# start of Task material
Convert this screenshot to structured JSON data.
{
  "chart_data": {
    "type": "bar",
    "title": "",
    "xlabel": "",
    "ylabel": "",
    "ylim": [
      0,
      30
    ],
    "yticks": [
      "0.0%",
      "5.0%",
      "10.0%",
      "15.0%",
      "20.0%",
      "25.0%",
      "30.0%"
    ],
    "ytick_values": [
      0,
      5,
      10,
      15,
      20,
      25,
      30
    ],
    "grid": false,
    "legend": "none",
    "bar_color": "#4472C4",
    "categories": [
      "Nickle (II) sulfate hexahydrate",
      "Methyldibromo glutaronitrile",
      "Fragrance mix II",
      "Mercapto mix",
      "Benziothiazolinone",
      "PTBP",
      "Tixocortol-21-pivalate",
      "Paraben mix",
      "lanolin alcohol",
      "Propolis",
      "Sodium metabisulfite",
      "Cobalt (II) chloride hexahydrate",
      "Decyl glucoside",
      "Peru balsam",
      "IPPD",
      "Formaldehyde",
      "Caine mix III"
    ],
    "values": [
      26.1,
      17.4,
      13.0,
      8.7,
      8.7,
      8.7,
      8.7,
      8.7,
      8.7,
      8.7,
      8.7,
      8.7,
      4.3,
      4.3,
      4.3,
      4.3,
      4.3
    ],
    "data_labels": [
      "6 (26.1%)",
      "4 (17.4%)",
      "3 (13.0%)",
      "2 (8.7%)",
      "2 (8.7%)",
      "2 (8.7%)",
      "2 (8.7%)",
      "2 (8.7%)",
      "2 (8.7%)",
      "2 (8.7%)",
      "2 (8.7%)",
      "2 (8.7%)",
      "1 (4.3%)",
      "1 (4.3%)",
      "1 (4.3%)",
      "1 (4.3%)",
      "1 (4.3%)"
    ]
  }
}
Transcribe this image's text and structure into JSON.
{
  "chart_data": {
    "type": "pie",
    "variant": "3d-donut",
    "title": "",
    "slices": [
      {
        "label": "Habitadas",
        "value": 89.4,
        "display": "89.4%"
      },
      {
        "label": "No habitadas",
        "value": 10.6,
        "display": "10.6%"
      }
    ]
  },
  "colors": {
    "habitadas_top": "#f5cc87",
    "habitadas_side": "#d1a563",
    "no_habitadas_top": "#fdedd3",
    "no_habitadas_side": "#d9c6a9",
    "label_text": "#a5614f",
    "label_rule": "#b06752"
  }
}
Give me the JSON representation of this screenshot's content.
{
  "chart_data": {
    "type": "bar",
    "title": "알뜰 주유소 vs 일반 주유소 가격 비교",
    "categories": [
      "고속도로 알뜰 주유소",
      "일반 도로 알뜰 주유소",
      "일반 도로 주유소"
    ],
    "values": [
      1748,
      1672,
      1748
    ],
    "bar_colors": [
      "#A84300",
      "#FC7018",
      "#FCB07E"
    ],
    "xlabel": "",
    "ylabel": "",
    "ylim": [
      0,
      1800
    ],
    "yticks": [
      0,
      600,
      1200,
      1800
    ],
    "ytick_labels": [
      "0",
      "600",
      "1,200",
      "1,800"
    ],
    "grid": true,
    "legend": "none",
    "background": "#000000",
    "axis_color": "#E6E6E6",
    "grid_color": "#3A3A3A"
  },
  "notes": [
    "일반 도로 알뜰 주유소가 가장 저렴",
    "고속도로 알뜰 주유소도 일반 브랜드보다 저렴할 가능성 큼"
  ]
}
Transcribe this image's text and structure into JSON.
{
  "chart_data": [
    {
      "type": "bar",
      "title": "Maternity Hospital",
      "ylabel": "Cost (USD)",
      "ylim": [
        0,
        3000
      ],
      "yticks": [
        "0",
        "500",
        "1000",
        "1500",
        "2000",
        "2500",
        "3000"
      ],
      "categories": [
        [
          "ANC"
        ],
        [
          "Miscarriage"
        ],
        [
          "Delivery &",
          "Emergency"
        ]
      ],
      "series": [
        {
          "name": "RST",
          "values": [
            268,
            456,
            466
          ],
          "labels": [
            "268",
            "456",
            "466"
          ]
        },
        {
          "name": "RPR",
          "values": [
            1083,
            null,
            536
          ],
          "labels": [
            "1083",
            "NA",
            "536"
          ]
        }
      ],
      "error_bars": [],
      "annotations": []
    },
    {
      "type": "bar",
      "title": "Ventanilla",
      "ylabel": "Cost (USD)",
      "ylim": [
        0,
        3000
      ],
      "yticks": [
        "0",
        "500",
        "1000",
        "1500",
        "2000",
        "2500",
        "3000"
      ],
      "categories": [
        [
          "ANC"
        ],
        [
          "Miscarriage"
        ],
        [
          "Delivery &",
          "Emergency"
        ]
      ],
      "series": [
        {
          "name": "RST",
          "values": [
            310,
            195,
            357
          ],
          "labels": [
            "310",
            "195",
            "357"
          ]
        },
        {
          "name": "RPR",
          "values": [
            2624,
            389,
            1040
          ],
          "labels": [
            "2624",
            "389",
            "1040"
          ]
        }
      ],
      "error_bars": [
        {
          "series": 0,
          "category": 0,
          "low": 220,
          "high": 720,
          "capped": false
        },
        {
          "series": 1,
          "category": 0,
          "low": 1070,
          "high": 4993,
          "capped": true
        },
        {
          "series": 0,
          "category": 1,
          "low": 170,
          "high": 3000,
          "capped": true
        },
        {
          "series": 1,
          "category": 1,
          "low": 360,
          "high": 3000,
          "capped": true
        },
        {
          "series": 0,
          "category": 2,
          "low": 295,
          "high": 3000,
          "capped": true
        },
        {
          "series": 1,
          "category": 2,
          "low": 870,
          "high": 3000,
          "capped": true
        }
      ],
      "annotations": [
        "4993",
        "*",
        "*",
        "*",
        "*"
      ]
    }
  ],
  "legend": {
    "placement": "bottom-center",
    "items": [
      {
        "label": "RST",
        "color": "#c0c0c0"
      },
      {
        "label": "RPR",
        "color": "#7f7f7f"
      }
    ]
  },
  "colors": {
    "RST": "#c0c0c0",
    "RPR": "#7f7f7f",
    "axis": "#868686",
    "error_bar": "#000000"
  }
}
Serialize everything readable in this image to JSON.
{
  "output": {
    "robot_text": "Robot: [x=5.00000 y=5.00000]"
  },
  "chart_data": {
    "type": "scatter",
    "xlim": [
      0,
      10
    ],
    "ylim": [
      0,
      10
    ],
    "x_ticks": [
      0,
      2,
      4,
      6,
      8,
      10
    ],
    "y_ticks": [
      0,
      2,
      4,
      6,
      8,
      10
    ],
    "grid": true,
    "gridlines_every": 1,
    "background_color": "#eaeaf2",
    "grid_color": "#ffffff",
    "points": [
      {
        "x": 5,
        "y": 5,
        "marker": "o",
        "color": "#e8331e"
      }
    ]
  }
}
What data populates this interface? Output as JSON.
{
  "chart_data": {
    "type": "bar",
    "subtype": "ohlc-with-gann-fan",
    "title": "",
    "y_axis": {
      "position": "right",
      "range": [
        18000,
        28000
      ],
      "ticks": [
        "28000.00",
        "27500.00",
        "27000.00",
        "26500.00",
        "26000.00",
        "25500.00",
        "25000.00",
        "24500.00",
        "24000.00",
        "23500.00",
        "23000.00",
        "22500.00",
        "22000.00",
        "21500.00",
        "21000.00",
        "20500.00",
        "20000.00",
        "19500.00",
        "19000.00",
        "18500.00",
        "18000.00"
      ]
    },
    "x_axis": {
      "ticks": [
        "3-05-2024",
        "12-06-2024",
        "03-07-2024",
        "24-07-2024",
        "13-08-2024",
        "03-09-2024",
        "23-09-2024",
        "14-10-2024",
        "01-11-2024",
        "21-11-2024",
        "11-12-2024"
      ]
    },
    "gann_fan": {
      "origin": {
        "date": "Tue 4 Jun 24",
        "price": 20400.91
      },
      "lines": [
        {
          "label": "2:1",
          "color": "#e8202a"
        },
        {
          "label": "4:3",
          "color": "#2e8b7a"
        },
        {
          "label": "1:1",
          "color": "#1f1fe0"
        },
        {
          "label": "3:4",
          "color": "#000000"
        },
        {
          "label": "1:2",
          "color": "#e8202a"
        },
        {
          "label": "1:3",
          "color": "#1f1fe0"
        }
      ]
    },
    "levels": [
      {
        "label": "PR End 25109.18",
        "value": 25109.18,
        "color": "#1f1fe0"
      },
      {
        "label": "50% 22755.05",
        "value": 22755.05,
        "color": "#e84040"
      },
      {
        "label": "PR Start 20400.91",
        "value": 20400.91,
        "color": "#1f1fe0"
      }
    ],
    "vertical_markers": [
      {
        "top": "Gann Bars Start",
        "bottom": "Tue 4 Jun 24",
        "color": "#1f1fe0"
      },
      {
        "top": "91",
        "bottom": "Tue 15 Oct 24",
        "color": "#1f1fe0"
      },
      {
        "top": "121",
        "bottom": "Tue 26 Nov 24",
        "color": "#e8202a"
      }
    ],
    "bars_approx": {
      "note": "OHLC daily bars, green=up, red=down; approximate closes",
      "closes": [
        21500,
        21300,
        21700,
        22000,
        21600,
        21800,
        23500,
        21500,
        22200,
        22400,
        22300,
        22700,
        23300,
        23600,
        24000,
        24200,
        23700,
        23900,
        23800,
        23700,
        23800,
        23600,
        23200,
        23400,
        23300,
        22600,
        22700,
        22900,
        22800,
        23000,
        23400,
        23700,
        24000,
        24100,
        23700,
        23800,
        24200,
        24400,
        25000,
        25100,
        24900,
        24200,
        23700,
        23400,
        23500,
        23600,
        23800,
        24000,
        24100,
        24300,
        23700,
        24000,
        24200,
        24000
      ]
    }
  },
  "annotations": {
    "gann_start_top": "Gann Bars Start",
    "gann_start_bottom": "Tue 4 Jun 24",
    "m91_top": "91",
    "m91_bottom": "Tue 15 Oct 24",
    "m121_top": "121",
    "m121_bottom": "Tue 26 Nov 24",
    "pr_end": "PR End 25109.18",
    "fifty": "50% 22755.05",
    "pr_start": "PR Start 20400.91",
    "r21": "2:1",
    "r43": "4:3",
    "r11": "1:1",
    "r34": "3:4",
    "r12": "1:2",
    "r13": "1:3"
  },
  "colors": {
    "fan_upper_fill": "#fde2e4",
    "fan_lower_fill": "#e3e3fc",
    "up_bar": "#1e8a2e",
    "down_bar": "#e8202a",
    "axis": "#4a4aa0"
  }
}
# end of Task material
#### [Task description]
What is the number of lines in the listing that contain the string "this"? Reply with that number alone.

#### [Worked solution]
6